Exercise requirements | From the listing below, pick out each line with the word "time".

— BEGIN Supplied data —

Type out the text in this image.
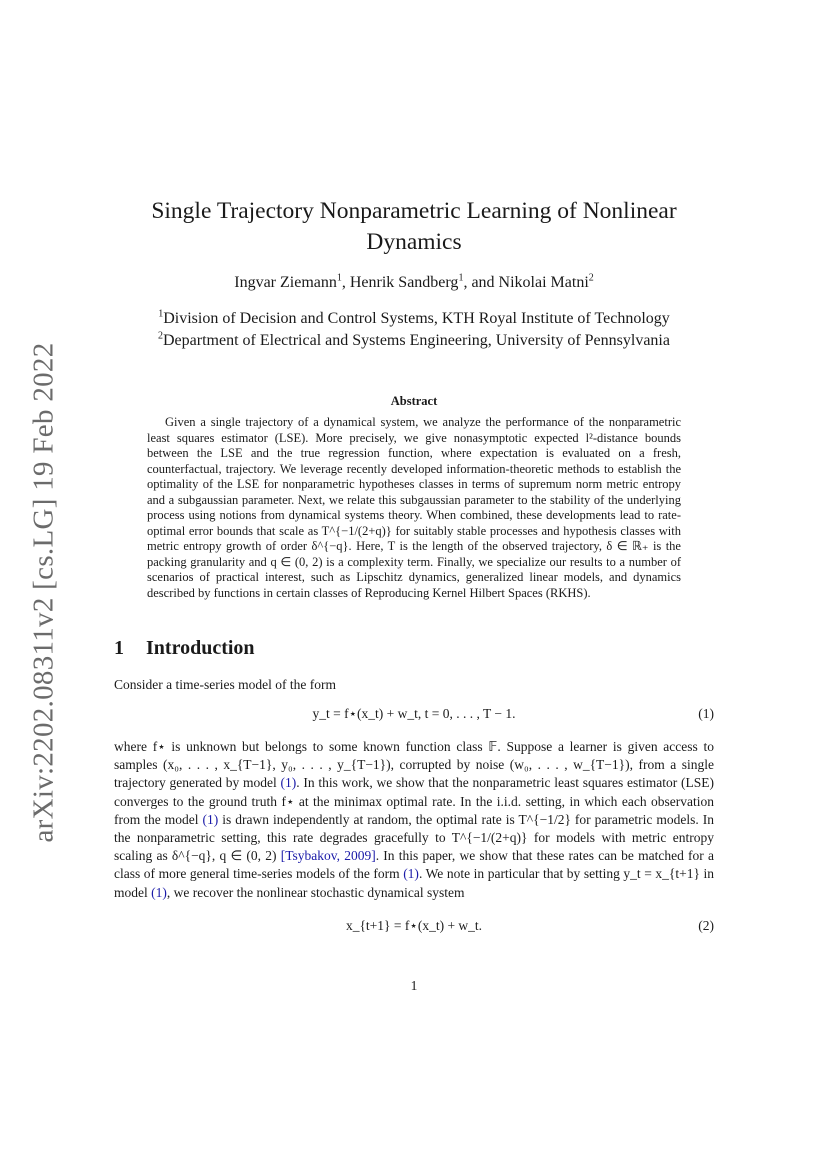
arXiv:2202.08311v2 [cs.LG] 19 Feb 2022
Single Trajectory Nonparametric Learning of Nonlinear Dynamics
Ingvar Ziemann$^1$, Henrik Sandberg$^1$, and Nikolai Matni$^2$
$^1$Division of Decision and Control Systems, KTH Royal Institute of Technology
$^2$Department of Electrical and Systems Engineering, University of Pennsylvania
Abstract

Given a single trajectory of a dynamical system, we analyze the performance of the nonparametric least squares estimator (LSE). More precisely, we give nonasymptotic expected l²-distance bounds between the LSE and the true regression function, where expectation is evaluated on a fresh, counterfactual, trajectory. We leverage recently developed information-theoretic methods to establish the optimality of the LSE for nonparametric hypotheses classes in terms of supremum norm metric entropy and a subgaussian parameter. Next, we relate this subgaussian parameter to the stability of the underlying process using notions from dynamical systems theory. When combined, these developments lead to rate-optimal error bounds that scale as T^{−1/(2+q)} for suitably stable processes and hypothesis classes with metric entropy growth of order δ^{−q}. Here, T is the length of the observed trajectory, δ ∈ ℝ₊ is the packing granularity and q ∈ (0, 2) is a complexity term. Finally, we specialize our results to a number of scenarios of practical interest, such as Lipschitz dynamics, generalized linear models, and dynamics described by functions in certain classes of Reproducing Kernel Hilbert Spaces (RKHS).

1 Introduction

Consider a time-series model of the form

y_t = f⋆(x_t) + w_t, t = 0, . . . , T − 1.	(1)

where f⋆ is unknown but belongs to some known function class 𝔽. Suppose a learner is given access to samples (x₀, . . . , x_{T−1}, y₀, . . . , y_{T−1}), corrupted by noise (w₀, . . . , w_{T−1}), from a single trajectory generated by model (1). In this work, we show that the nonparametric least squares estimator (LSE) converges to the ground truth f⋆ at the minimax optimal rate. In the i.i.d. setting, in which each observation from the model (1) is drawn independently at random, the optimal rate is T^{−1/2} for parametric models. In the nonparametric setting, this rate degrades gracefully to T^{−1/(2+q)} for models with metric entropy scaling as δ^{−q}, q ∈ (0, 2) [Tsybakov, 2009]. In this paper, we show that these rates can be matched for a class of more general time-series models of the form (1). We note in particular that by setting y_t = x_{t+1} in model (1), we recover the nonlinear stochastic dynamical system

x_{t+1} = f⋆(x_t) + w_t.	(2)
1
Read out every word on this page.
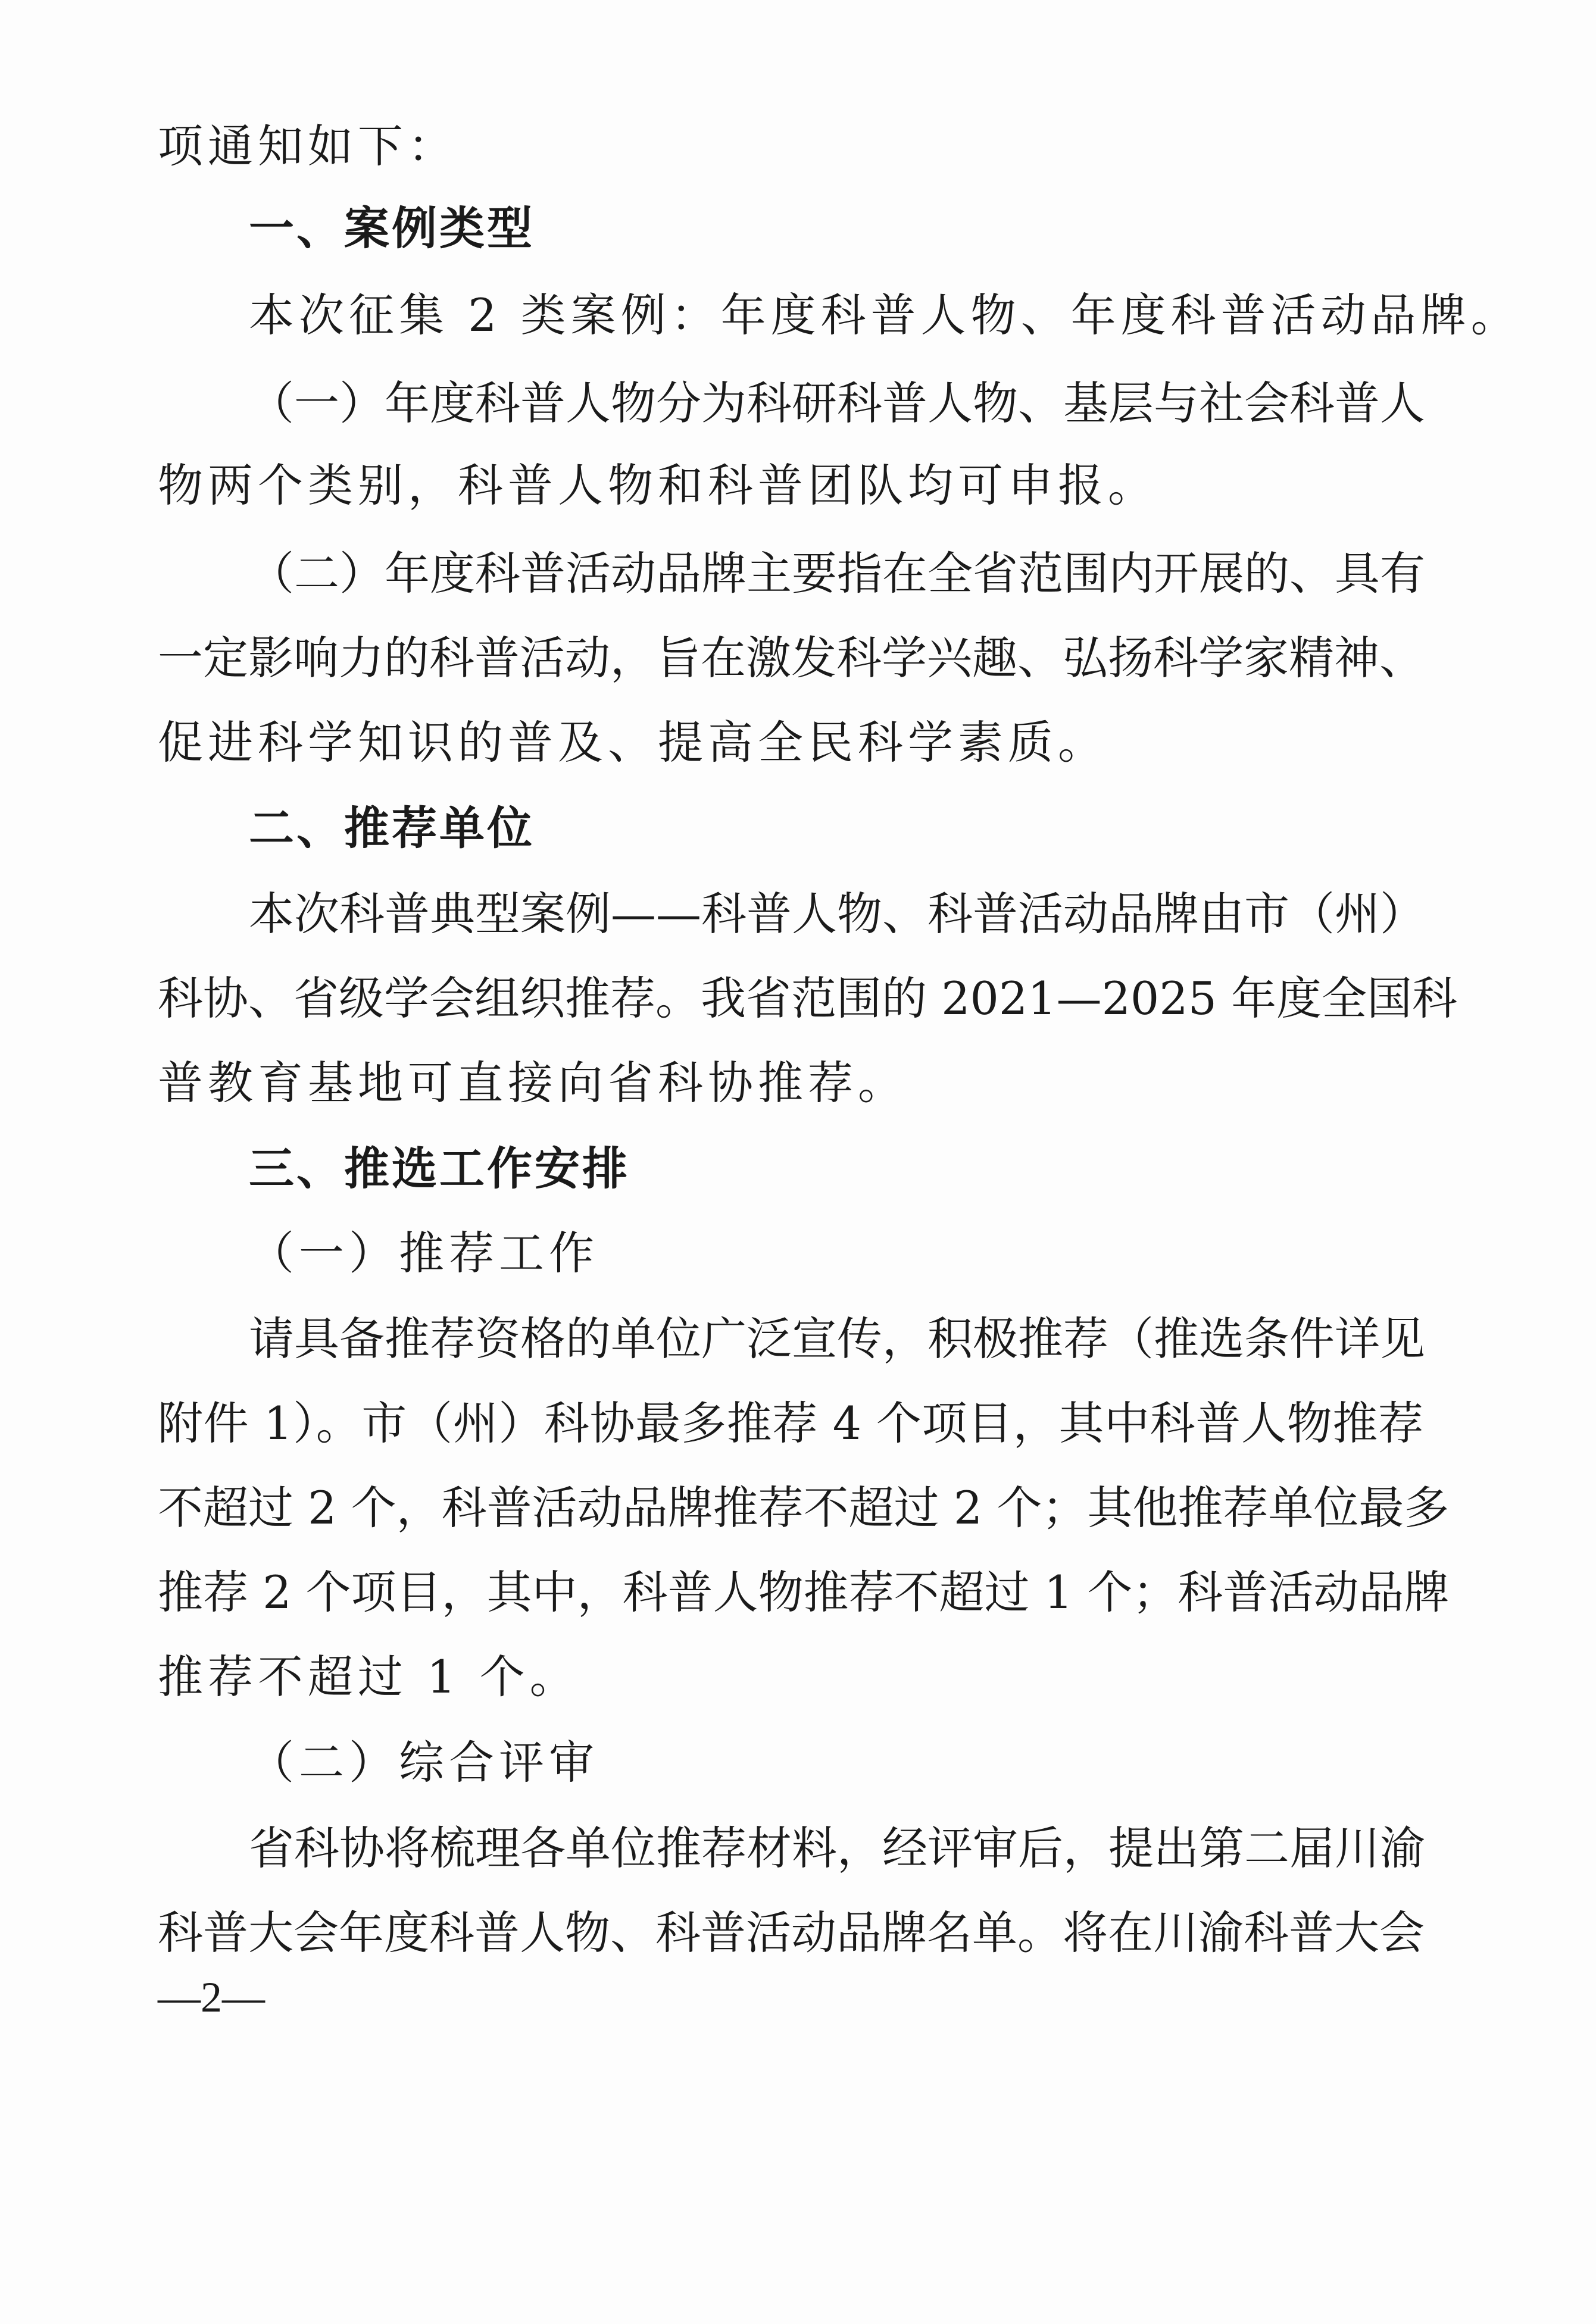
项通知如下：
一、案例类型
本次征集 2 类案例：年度科普人物、年度科普活动品牌。
（一）年度科普人物分为科研科普人物、基层与社会科普人
物两个类别，科普人物和科普团队均可申报。
（二）年度科普活动品牌主要指在全省范围内开展的、具有
一定影响力的科普活动，旨在激发科学兴趣、弘扬科学家精神、
促进科学知识的普及、提高全民科学素质。
二、推荐单位
本次科普典型案例——科普人物、科普活动品牌由市（州）
科协、省级学会组织推荐。我省范围的 2021—2025 年度全国科
普教育基地可直接向省科协推荐。
三、推选工作安排
（一）推荐工作
请具备推荐资格的单位广泛宣传，积极推荐（推选条件详见
附件 1）。市（州）科协最多推荐 4 个项目，其中科普人物推荐
不超过 2 个，科普活动品牌推荐不超过 2 个；其他推荐单位最多
推荐 2 个项目，其中，科普人物推荐不超过 1 个；科普活动品牌
推荐不超过 1 个。
（二）综合评审
省科协将梳理各单位推荐材料，经评审后，提出第二届川渝
科普大会年度科普人物、科普活动品牌名单。将在川渝科普大会
—2—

— END Supplied data —

Exercise output |
Consider a time-series model of the form
where f⋆ is unknown but belongs to some known function class 𝔽. Suppose a learner is given access to samples (x₀, . . . , x_{T−1}, y₀, . . . , y_{T−1}), corrupted by noise (w₀, . . . , w_{T−1}), from a single trajectory generated by model (1). In this work, we show that the nonparametric least squares estimator (LSE) converges to the ground truth f⋆ at the minimax optimal rate. In the i.i.d. setting, in which each observation from the model (1) is drawn independently at random, the optimal rate is T^{−1/2} for parametric models. In the nonparametric setting, this rate degrades gracefully to T^{−1/(2+q)} for models with metric entropy scaling as δ^{−q}, q ∈ (0, 2) [Tsybakov, 2009]. In this paper, we show that these rates can be matched for a class of more general time-series models of the form (1). We note in particular that by setting y_t = x_{t+1} in model (1), we recover the nonlinear stochastic dynamical system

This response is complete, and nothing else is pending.